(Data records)
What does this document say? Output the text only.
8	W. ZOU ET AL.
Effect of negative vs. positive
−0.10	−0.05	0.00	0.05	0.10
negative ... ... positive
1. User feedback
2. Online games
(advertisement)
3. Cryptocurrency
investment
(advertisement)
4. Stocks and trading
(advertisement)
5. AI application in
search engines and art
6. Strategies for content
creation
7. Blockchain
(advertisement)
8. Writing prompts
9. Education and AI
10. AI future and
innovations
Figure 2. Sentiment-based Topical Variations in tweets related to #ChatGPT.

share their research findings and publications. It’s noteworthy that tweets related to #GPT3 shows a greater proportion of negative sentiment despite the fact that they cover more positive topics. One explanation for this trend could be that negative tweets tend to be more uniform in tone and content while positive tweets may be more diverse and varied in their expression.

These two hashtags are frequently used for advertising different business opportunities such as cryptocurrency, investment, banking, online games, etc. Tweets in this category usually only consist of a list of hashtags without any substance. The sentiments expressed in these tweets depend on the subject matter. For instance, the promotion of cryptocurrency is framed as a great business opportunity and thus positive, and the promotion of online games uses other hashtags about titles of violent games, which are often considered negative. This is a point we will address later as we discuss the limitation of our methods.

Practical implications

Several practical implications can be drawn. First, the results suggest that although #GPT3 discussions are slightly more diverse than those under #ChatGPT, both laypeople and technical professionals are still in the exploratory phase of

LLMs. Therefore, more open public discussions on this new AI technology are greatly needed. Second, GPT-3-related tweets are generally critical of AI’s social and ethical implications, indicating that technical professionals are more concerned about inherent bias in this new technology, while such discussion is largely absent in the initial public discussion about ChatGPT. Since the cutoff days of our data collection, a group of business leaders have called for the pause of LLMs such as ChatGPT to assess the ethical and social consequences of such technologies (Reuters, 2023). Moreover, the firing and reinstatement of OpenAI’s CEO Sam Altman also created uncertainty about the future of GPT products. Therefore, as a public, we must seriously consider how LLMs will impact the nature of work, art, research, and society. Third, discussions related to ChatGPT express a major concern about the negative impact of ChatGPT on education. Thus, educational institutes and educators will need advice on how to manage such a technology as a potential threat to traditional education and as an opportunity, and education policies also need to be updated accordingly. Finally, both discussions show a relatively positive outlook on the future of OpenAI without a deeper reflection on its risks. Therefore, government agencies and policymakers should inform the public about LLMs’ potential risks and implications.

__Set task__
Pick each line holding the word "only" out of the data and copy it.

__The solution__
What does this document say? Output the text only.
These two hashtags are frequently used for advertising different business opportunities such as cryptocurrency, investment, banking, online games, etc. Tweets in this category usually only consist of a list of hashtags without any substance. The sentiments expressed in these tweets depend on the subject matter. For instance, the promotion of cryptocurrency is framed as a great business opportunity and thus positive, and the promotion of online games uses other hashtags about titles of violent games, which are often considered negative. This is a point we will address later as we discuss the limitation of our methods.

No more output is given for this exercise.